- Job -
Look through the data for the string "true". Copy every line where it is found.

*** Information supplied ***

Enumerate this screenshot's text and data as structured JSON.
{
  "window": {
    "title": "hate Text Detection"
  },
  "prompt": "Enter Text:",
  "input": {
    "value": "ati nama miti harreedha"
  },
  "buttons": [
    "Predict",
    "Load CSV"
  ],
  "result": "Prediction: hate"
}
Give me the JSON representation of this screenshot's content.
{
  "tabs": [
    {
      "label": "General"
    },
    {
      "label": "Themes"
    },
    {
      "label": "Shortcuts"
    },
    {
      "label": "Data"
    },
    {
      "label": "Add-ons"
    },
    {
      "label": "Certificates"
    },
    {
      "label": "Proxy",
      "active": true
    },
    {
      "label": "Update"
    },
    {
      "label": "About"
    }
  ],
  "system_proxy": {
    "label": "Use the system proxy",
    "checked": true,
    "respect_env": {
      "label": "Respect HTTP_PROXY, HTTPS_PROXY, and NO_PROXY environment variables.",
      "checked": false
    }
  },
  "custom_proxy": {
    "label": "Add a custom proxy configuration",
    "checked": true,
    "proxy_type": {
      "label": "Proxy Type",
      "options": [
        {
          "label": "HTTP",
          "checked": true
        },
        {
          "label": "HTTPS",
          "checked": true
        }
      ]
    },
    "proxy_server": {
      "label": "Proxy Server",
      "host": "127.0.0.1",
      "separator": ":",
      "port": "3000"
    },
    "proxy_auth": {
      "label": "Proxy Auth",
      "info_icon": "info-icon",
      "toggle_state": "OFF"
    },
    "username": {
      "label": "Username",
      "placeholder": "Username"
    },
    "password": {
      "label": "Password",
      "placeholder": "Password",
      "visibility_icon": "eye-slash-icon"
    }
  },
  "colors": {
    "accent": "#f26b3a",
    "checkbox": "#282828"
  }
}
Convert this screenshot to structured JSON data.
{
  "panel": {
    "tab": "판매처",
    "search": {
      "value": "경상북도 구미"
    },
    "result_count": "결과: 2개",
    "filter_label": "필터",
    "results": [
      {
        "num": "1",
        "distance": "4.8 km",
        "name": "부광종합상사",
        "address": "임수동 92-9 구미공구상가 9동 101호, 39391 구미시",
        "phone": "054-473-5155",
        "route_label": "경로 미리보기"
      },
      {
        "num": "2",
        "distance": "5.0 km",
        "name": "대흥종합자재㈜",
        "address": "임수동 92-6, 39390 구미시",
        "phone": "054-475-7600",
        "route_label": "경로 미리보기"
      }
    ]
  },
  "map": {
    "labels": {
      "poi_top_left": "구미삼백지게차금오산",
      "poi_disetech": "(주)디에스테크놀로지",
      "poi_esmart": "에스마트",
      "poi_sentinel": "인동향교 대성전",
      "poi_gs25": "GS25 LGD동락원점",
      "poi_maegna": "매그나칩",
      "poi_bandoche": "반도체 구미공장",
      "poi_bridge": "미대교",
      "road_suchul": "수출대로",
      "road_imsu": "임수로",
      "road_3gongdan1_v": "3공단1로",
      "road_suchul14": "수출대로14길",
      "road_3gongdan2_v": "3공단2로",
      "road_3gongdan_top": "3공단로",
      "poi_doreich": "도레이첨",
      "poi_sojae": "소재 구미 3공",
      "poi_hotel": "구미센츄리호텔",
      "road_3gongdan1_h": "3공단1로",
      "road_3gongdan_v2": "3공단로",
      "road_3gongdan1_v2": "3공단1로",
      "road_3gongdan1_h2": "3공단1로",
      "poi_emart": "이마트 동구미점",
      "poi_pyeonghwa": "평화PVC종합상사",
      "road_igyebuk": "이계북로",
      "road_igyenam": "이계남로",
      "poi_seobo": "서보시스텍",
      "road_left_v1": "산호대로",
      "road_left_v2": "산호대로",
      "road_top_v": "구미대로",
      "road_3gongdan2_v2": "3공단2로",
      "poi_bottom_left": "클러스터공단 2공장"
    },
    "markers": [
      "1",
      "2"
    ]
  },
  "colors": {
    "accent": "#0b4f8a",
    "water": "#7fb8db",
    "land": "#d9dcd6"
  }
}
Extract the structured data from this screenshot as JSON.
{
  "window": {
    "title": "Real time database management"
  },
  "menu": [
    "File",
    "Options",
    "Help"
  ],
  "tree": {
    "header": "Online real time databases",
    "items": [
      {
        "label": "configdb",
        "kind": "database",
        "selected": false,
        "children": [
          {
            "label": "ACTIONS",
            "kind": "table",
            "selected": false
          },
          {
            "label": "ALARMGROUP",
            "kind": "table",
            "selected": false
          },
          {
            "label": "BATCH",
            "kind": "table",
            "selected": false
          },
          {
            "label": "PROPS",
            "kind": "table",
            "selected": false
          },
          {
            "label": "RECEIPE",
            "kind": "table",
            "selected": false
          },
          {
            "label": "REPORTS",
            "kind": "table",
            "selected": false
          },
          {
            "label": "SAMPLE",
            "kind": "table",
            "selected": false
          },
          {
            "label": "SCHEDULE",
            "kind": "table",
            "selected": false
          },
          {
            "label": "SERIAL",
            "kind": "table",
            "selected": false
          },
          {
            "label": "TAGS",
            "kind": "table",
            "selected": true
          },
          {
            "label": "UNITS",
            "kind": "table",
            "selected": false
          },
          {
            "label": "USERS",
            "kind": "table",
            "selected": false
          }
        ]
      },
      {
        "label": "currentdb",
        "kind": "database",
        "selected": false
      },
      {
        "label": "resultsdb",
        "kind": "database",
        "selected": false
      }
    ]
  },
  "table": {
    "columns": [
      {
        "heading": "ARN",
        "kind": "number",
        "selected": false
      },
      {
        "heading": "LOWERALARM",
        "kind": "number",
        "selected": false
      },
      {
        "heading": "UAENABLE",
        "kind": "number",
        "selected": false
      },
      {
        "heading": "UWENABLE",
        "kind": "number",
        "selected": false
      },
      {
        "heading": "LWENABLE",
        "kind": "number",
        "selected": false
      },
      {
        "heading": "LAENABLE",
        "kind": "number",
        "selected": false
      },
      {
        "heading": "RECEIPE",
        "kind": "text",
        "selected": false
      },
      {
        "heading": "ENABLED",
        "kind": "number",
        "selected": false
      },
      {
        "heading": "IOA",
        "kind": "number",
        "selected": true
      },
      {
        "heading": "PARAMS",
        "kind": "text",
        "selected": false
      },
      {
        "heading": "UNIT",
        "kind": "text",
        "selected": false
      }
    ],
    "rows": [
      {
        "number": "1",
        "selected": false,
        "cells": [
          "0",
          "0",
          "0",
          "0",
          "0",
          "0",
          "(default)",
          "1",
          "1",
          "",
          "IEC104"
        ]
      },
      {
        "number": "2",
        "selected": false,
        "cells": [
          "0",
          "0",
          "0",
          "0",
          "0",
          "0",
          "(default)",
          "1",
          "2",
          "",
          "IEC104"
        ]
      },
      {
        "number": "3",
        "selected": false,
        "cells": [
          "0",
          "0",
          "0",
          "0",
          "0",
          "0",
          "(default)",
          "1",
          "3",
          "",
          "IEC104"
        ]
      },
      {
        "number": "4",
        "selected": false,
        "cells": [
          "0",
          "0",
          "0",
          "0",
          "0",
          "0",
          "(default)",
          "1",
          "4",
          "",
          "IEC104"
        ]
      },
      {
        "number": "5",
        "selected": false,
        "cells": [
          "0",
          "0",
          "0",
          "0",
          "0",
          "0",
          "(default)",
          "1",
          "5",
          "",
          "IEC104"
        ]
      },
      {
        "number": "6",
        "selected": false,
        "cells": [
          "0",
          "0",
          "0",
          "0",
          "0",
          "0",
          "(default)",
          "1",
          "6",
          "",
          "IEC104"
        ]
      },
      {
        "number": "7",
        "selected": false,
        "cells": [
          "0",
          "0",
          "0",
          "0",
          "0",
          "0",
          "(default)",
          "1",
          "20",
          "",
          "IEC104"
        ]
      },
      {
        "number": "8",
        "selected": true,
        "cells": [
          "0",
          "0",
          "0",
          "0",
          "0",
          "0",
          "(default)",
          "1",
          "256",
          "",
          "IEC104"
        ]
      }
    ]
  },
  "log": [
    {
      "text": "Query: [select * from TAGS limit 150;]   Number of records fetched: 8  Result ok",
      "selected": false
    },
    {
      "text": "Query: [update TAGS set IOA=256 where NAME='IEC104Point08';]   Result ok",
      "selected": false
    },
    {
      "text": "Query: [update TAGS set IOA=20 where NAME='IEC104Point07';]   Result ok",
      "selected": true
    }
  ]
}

***

- Complete answer -
      "active": true
    "checked": true,
    "checked": true,
          "checked": true
          "checked": true
            "selected": true
        "selected": true
        "selected": true,
      "selected": true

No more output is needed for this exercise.